» **Job**
Rename "door-gap" to "doorway" everywhere in the data below, leaving every other line as it is.

[Annotated element entries]
=====
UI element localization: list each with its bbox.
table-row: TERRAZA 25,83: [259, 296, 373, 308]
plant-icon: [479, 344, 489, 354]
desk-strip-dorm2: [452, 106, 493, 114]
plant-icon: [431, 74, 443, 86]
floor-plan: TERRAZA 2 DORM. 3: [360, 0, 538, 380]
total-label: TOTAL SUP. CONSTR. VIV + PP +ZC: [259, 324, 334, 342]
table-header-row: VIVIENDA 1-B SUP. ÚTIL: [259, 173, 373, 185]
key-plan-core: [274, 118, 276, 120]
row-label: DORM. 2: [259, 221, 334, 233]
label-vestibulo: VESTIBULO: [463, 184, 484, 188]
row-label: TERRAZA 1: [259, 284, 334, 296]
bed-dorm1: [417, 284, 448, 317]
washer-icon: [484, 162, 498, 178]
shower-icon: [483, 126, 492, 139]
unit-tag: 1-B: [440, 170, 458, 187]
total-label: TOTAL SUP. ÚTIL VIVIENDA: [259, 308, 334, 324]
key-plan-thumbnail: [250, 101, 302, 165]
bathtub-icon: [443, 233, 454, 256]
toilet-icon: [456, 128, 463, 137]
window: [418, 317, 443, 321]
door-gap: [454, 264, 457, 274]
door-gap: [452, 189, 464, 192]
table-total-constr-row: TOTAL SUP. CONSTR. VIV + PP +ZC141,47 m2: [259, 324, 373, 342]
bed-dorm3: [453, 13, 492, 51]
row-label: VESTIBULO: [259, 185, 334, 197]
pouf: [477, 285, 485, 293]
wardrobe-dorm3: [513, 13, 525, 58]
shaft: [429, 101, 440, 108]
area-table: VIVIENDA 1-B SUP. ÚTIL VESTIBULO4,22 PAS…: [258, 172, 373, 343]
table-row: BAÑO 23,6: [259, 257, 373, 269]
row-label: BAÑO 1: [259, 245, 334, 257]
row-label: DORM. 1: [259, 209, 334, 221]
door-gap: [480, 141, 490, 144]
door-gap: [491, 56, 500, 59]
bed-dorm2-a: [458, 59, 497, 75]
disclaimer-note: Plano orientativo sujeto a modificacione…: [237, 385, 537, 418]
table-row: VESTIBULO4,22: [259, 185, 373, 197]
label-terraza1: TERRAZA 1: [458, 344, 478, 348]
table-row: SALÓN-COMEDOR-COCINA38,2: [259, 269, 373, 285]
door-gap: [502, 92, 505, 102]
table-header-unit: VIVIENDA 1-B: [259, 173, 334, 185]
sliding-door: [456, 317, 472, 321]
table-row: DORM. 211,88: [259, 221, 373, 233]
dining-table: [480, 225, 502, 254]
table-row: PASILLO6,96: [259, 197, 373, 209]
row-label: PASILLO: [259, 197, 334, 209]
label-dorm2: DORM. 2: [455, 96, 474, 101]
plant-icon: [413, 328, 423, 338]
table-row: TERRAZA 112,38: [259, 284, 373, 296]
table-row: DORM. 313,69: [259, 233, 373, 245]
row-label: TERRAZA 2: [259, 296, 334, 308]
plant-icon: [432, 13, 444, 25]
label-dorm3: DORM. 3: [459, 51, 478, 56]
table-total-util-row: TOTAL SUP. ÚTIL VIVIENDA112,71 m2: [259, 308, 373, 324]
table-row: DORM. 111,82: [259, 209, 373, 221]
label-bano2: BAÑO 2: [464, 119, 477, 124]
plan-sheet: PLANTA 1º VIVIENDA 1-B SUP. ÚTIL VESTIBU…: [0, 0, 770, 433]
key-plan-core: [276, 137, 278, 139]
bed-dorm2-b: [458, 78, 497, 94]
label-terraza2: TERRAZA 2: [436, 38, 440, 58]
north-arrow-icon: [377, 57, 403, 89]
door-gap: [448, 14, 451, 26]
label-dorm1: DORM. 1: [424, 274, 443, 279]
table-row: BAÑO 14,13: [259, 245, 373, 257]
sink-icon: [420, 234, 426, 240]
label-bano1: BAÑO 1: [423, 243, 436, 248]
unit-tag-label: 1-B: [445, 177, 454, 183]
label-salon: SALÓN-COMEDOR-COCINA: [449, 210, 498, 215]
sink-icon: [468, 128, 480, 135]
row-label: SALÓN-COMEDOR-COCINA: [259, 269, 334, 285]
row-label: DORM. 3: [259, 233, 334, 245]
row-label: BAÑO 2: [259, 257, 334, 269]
=====
» **Task answer**
UI element localization: list each with its bbox.
table-row: TERRAZA 25,83: [259, 296, 373, 308]
plant-icon: [479, 344, 489, 354]
desk-strip-dorm2: [452, 106, 493, 114]
plant-icon: [431, 74, 443, 86]
floor-plan: TERRAZA 2 DORM. 3: [360, 0, 538, 380]
total-label: TOTAL SUP. CONSTR. VIV + PP +ZC: [259, 324, 334, 342]
table-header-row: VIVIENDA 1-B SUP. ÚTIL: [259, 173, 373, 185]
key-plan-core: [274, 118, 276, 120]
row-label: DORM. 2: [259, 221, 334, 233]
label-vestibulo: VESTIBULO: [463, 184, 484, 188]
row-label: TERRAZA 1: [259, 284, 334, 296]
bed-dorm1: [417, 284, 448, 317]
washer-icon: [484, 162, 498, 178]
shower-icon: [483, 126, 492, 139]
unit-tag: 1-B: [440, 170, 458, 187]
total-label: TOTAL SUP. ÚTIL VIVIENDA: [259, 308, 334, 324]
key-plan-thumbnail: [250, 101, 302, 165]
bathtub-icon: [443, 233, 454, 256]
toilet-icon: [456, 128, 463, 137]
window: [418, 317, 443, 321]
doorway: [454, 264, 457, 274]
doorway: [452, 189, 464, 192]
table-total-constr-row: TOTAL SUP. CONSTR. VIV + PP +ZC141,47 m2: [259, 324, 373, 342]
bed-dorm3: [453, 13, 492, 51]
row-label: VESTIBULO: [259, 185, 334, 197]
pouf: [477, 285, 485, 293]
wardrobe-dorm3: [513, 13, 525, 58]
shaft: [429, 101, 440, 108]
area-table: VIVIENDA 1-B SUP. ÚTIL VESTIBULO4,22 PAS…: [258, 172, 373, 343]
table-row: BAÑO 23,6: [259, 257, 373, 269]
row-label: BAÑO 1: [259, 245, 334, 257]
row-label: DORM. 1: [259, 209, 334, 221]
doorway: [480, 141, 490, 144]
doorway: [491, 56, 500, 59]
bed-dorm2-a: [458, 59, 497, 75]
disclaimer-note: Plano orientativo sujeto a modificacione…: [237, 385, 537, 418]
table-row: VESTIBULO4,22: [259, 185, 373, 197]
label-terraza1: TERRAZA 1: [458, 344, 478, 348]
table-row: SALÓN-COMEDOR-COCINA38,2: [259, 269, 373, 285]
doorway: [502, 92, 505, 102]
table-header-unit: VIVIENDA 1-B: [259, 173, 334, 185]
sliding-door: [456, 317, 472, 321]
table-row: DORM. 211,88: [259, 221, 373, 233]
dining-table: [480, 225, 502, 254]
table-row: PASILLO6,96: [259, 197, 373, 209]
row-label: PASILLO: [259, 197, 334, 209]
label-dorm2: DORM. 2: [455, 96, 474, 101]
plant-icon: [413, 328, 423, 338]
table-row: TERRAZA 112,38: [259, 284, 373, 296]
table-row: DORM. 313,69: [259, 233, 373, 245]
row-label: TERRAZA 2: [259, 296, 334, 308]
plant-icon: [432, 13, 444, 25]
label-dorm3: DORM. 3: [459, 51, 478, 56]
table-total-util-row: TOTAL SUP. ÚTIL VIVIENDA112,71 m2: [259, 308, 373, 324]
table-row: DORM. 111,82: [259, 209, 373, 221]
label-bano2: BAÑO 2: [464, 119, 477, 124]
plan-sheet: PLANTA 1º VIVIENDA 1-B SUP. ÚTIL VESTIBU…: [0, 0, 770, 433]
key-plan-core: [276, 137, 278, 139]
bed-dorm2-b: [458, 78, 497, 94]
label-terraza2: TERRAZA 2: [436, 38, 440, 58]
north-arrow-icon: [377, 57, 403, 89]
doorway: [448, 14, 451, 26]
label-dorm1: DORM. 1: [424, 274, 443, 279]
table-row: BAÑO 14,13: [259, 245, 373, 257]
sink-icon: [420, 234, 426, 240]
label-bano1: BAÑO 1: [423, 243, 436, 248]
unit-tag-label: 1-B: [445, 177, 454, 183]
label-salon: SALÓN-COMEDOR-COCINA: [449, 210, 498, 215]
sink-icon: [468, 128, 480, 135]
row-label: SALÓN-COMEDOR-COCINA: [259, 269, 334, 285]
row-label: DORM. 3: [259, 233, 334, 245]
row-label: BAÑO 2: [259, 257, 334, 269]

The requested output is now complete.